— Start Data excerpts —

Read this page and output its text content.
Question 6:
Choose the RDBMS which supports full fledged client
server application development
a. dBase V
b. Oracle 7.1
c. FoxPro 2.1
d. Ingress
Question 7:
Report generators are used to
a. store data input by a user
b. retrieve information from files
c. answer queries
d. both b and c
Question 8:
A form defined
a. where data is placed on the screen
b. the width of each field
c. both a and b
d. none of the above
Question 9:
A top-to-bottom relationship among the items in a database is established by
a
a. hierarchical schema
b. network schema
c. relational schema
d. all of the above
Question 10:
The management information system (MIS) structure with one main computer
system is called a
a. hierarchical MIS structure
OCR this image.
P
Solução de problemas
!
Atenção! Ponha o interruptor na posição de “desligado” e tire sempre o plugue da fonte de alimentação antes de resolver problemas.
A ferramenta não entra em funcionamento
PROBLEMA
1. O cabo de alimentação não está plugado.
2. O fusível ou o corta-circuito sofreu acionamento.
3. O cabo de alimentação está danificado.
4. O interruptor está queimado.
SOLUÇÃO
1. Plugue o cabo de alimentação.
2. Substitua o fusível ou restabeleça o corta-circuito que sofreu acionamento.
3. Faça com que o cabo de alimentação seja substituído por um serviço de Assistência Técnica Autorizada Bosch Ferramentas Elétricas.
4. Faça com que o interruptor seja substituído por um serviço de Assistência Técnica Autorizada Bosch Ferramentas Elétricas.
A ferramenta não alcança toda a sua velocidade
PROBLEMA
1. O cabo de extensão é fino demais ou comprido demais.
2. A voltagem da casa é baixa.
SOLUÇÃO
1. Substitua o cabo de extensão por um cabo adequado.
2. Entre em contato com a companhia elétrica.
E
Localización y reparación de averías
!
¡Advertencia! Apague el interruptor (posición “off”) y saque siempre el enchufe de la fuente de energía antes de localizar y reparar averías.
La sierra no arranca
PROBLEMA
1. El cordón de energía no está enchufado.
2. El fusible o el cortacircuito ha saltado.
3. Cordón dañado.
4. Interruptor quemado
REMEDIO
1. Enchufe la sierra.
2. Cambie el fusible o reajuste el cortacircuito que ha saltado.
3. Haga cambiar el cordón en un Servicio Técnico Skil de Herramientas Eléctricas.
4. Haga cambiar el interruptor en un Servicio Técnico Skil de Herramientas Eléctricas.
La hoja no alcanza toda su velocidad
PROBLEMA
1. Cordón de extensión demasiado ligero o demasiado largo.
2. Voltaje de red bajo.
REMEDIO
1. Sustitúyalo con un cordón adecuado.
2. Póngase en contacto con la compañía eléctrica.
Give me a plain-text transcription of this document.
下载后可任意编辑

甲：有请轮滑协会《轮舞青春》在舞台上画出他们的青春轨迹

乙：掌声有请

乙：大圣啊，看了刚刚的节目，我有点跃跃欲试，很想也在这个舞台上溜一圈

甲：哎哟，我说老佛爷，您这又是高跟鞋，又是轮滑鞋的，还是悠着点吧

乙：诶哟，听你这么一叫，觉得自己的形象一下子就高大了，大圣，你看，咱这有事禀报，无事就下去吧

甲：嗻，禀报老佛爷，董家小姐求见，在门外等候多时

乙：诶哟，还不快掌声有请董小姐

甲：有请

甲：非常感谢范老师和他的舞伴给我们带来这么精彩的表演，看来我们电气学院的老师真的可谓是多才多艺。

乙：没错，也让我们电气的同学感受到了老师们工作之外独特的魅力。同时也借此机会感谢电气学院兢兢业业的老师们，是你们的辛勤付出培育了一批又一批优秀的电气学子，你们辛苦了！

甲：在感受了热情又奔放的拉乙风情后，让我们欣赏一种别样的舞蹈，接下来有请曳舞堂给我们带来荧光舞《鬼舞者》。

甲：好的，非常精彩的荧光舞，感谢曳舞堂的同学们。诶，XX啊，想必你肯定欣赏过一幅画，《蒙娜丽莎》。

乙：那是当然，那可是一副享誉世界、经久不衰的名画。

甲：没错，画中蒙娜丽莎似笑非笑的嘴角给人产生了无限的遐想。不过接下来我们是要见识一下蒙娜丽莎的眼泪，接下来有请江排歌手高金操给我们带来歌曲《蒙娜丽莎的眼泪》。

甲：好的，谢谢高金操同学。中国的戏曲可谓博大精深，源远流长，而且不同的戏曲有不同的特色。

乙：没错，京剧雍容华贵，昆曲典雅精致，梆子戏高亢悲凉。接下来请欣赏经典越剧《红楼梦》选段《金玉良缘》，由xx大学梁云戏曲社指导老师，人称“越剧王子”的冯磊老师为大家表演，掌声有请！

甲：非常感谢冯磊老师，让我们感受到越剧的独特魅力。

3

— End Data excerpts —

• [Task to carry out] Report the number of lines in the entries above that include the word "Assistência" and add nothing to it.

• [Solution for this problem] 2